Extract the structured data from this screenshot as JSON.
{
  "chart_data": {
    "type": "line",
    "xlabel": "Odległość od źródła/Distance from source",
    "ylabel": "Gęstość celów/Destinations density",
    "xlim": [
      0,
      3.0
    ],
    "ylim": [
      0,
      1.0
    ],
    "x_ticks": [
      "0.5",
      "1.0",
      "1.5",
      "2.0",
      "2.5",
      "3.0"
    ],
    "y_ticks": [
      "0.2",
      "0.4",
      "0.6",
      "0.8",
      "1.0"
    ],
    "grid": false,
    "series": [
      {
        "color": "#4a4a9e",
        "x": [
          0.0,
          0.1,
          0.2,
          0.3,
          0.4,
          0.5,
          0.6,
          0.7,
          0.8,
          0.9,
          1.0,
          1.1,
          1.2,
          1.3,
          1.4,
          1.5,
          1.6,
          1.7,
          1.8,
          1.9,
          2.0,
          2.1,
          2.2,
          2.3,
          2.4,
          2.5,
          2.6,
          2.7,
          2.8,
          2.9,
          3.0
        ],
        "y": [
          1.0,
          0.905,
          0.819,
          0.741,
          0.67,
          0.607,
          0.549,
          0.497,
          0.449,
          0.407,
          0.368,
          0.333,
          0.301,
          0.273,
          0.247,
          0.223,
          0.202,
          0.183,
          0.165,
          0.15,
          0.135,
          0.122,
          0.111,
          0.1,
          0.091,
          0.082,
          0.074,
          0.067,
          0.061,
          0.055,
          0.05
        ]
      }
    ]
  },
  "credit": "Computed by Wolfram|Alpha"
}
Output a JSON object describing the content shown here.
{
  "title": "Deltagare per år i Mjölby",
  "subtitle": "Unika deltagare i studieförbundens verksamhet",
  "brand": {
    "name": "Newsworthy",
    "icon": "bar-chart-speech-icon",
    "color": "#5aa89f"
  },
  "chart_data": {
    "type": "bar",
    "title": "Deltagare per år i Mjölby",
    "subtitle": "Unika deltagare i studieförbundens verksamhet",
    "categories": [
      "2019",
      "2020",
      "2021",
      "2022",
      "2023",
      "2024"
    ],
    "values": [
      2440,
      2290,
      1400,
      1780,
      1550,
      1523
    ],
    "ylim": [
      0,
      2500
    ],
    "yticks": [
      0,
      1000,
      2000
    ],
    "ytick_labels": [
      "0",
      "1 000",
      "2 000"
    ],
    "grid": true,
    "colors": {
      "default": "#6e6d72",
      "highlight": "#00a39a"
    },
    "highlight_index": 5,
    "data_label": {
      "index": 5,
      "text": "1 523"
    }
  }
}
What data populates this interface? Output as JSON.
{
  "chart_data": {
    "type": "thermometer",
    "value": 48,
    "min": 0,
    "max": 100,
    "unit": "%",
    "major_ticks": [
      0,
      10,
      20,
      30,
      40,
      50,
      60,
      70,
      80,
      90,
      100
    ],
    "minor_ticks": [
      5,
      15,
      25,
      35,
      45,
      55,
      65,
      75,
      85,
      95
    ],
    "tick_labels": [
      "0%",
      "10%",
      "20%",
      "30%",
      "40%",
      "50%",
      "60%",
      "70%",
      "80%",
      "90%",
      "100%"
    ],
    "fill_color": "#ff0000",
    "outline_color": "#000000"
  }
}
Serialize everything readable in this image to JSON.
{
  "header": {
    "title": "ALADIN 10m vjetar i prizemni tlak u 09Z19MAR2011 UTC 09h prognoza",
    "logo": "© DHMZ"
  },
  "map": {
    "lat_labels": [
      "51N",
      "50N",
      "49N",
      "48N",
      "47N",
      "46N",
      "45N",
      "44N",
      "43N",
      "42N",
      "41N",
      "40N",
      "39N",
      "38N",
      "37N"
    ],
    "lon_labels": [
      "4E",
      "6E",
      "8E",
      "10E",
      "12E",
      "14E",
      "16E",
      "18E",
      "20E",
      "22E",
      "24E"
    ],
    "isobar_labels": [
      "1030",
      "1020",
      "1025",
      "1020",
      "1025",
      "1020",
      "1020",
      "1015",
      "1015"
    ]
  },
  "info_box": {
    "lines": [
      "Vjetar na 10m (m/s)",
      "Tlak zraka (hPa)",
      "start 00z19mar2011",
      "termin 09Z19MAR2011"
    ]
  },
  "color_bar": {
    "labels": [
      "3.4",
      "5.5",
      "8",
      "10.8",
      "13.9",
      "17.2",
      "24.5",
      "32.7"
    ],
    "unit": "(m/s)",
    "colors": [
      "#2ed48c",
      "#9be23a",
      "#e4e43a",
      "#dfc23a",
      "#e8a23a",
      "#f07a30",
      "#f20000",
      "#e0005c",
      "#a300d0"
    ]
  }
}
------
**Goal:**
Pick out the lines containing the word "verksamhet" and show them.

**Exercise answer:**
  "subtitle": "Unika deltagare i studieförbundens verksamhet",
    "subtitle": "Unika deltagare i studieförbundens verksamhet",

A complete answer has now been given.